━━━━━ AVAILABLE RECORDS

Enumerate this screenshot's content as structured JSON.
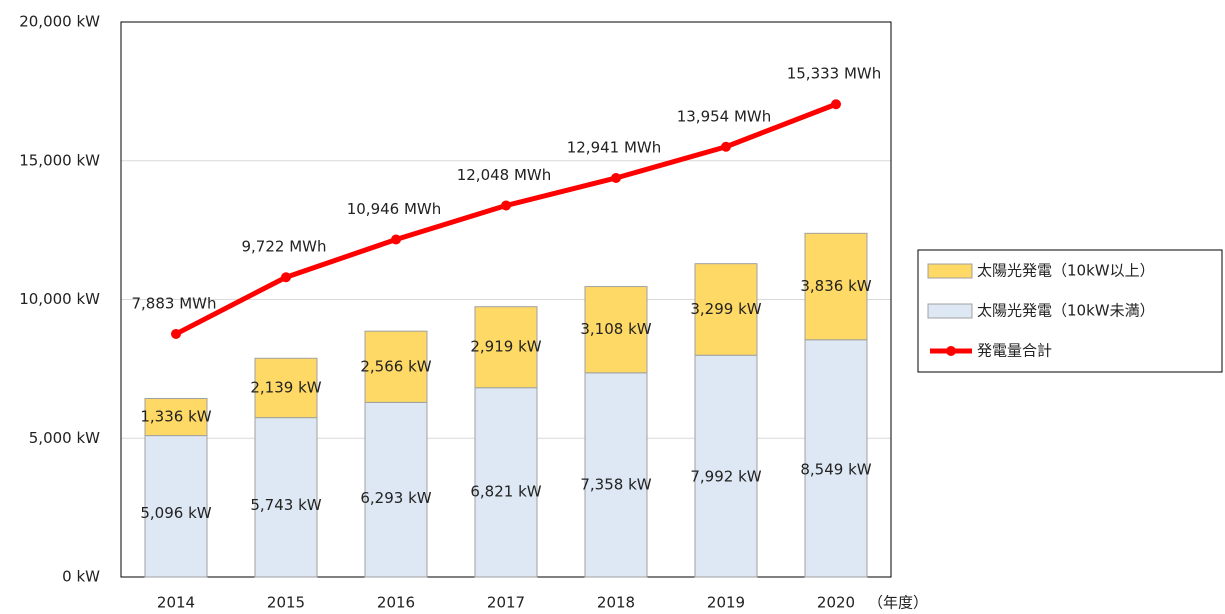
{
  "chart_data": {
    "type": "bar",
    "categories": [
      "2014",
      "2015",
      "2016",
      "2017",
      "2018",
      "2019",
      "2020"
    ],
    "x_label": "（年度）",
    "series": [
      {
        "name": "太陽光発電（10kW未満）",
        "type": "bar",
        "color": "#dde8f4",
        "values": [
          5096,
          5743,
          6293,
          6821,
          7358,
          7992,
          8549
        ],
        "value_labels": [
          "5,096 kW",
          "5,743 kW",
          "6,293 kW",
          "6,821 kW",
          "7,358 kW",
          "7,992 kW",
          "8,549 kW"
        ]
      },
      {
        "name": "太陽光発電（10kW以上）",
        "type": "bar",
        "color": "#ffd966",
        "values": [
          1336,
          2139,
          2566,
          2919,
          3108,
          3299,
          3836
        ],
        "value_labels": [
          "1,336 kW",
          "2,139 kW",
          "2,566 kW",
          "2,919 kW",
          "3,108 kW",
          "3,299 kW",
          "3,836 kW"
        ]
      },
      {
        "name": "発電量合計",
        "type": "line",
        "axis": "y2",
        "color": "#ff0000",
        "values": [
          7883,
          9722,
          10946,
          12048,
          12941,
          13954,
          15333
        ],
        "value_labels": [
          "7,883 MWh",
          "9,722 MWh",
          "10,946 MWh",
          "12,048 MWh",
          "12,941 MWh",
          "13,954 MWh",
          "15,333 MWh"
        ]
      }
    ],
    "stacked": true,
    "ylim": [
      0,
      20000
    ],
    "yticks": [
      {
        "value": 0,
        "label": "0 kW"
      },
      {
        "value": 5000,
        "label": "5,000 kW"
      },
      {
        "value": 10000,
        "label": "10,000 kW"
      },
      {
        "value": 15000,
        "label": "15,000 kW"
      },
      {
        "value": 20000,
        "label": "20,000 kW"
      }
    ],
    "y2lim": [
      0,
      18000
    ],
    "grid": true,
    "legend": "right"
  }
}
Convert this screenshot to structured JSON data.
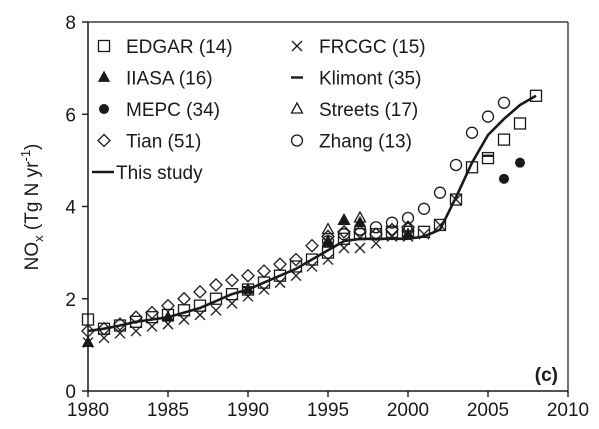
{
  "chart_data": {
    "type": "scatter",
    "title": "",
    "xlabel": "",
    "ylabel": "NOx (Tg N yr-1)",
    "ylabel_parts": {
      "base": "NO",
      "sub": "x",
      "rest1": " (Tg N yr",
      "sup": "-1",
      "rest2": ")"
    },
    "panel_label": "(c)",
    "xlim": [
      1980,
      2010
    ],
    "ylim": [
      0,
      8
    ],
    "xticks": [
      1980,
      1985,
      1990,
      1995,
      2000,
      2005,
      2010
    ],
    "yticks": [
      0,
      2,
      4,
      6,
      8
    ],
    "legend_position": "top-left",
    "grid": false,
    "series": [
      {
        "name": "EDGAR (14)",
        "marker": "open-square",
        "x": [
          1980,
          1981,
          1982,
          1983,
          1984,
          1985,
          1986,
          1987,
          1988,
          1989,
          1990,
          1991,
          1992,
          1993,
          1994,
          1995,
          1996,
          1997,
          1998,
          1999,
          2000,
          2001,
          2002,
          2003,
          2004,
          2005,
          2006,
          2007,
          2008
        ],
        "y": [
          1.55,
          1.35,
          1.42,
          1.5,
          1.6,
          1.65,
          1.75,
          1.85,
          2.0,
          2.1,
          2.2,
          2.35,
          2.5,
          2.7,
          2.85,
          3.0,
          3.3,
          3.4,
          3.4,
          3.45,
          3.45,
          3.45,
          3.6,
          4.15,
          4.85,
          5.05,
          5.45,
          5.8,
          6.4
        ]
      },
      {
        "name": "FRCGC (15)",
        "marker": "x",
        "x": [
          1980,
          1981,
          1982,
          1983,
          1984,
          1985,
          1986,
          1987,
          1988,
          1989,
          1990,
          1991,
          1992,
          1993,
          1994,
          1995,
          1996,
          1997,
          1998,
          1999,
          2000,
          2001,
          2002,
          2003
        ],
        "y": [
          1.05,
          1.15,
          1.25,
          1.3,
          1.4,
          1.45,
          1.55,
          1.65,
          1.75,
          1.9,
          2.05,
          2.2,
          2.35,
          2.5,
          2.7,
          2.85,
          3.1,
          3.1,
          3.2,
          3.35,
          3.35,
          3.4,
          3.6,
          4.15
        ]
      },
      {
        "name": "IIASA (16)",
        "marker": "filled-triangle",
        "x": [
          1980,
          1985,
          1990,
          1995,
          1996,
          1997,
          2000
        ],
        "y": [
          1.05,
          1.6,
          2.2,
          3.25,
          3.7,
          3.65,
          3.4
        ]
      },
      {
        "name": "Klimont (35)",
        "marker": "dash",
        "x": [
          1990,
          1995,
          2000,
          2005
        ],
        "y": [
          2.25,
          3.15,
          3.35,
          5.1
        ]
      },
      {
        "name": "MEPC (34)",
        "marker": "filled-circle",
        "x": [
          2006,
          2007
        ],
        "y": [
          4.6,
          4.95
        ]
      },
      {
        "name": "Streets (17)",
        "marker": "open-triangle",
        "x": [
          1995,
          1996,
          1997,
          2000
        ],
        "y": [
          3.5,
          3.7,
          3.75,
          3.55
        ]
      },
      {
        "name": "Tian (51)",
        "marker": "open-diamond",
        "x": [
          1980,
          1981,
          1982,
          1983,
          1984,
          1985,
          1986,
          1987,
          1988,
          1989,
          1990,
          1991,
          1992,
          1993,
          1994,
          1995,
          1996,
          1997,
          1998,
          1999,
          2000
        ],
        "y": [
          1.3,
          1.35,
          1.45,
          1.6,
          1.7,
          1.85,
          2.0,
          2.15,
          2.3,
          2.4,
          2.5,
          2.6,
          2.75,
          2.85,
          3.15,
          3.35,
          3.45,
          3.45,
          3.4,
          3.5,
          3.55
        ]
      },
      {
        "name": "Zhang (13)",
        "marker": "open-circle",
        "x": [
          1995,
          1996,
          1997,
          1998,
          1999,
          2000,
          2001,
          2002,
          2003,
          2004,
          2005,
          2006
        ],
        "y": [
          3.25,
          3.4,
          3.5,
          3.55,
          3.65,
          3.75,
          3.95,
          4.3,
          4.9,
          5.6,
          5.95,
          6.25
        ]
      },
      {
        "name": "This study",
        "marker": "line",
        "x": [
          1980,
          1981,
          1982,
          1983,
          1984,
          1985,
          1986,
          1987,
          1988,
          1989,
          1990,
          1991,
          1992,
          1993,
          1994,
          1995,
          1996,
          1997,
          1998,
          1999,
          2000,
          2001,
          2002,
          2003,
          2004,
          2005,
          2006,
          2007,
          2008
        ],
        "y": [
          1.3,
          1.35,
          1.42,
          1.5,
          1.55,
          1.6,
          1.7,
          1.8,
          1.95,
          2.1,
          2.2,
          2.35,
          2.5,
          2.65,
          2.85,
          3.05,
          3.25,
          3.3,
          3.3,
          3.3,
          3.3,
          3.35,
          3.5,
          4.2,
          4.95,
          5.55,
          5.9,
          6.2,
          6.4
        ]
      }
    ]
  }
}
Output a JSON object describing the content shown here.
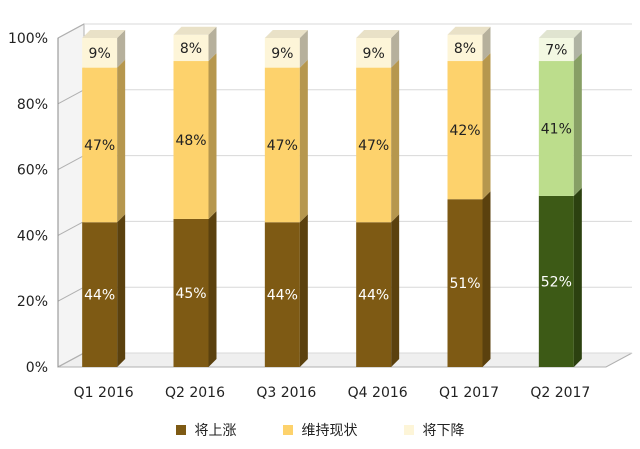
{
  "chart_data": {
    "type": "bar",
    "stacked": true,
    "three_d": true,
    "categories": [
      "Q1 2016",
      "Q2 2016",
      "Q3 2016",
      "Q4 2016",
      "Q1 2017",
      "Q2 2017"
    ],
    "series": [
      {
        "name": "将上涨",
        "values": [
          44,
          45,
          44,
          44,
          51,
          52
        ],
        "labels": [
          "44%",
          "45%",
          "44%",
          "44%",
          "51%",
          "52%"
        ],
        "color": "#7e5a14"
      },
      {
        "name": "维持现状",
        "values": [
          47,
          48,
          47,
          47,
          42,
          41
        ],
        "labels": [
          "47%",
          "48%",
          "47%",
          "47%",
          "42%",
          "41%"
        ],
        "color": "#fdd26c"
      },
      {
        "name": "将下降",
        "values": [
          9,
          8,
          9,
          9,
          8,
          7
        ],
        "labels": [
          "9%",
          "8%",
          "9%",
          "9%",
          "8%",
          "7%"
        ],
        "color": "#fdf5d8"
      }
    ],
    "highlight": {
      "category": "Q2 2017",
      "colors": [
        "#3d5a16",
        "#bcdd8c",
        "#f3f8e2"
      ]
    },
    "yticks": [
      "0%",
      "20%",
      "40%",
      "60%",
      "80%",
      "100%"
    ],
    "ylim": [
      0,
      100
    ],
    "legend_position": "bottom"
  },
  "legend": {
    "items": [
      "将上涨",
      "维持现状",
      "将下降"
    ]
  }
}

━━━━━━━━━━
━━━━━ AVAILABLE RECORDS

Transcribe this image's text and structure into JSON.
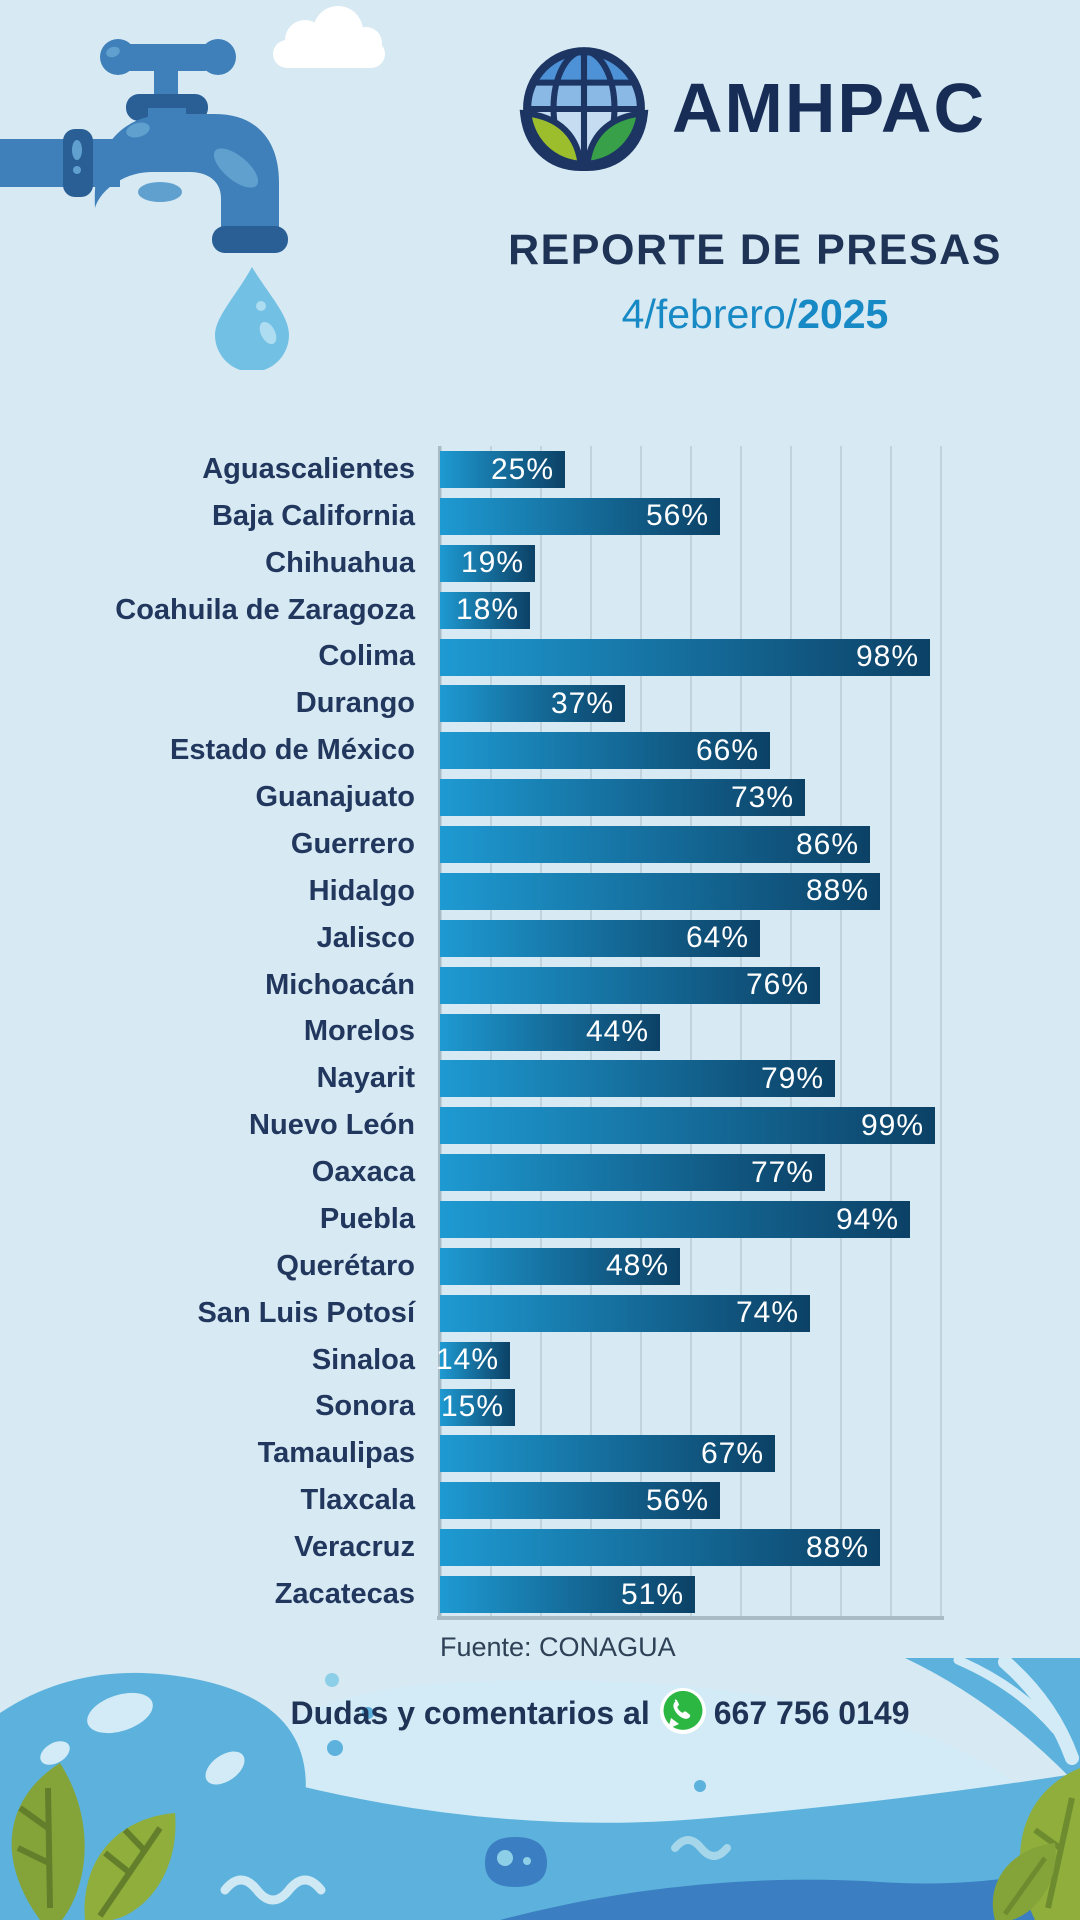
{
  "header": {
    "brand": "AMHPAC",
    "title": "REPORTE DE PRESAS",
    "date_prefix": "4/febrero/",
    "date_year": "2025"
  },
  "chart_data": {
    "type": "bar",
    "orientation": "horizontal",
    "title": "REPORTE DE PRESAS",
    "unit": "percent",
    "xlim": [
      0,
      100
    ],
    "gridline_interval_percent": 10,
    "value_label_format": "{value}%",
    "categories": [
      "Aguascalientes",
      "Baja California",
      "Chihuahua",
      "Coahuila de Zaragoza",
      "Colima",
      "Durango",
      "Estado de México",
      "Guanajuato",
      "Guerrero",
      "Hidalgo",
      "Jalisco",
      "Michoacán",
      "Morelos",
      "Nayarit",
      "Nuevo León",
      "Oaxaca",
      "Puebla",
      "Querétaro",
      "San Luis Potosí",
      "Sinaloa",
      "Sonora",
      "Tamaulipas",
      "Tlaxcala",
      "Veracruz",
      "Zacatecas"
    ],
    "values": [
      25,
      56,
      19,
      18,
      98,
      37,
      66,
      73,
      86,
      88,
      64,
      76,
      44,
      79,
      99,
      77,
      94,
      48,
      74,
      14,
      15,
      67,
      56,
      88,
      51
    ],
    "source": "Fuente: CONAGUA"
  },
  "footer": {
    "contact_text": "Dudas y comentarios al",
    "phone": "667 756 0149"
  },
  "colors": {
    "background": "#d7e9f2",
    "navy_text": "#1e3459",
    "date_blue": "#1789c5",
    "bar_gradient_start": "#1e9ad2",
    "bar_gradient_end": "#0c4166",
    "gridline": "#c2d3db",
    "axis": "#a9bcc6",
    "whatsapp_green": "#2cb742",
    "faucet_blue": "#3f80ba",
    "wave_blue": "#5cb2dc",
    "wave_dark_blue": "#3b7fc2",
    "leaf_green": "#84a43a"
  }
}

━━━━━━━━━━

* **STATED EXERCISE**: Tally the lines that hold the string "structured" and state the total, nothing more.

* **FULL OUTPUT**: 2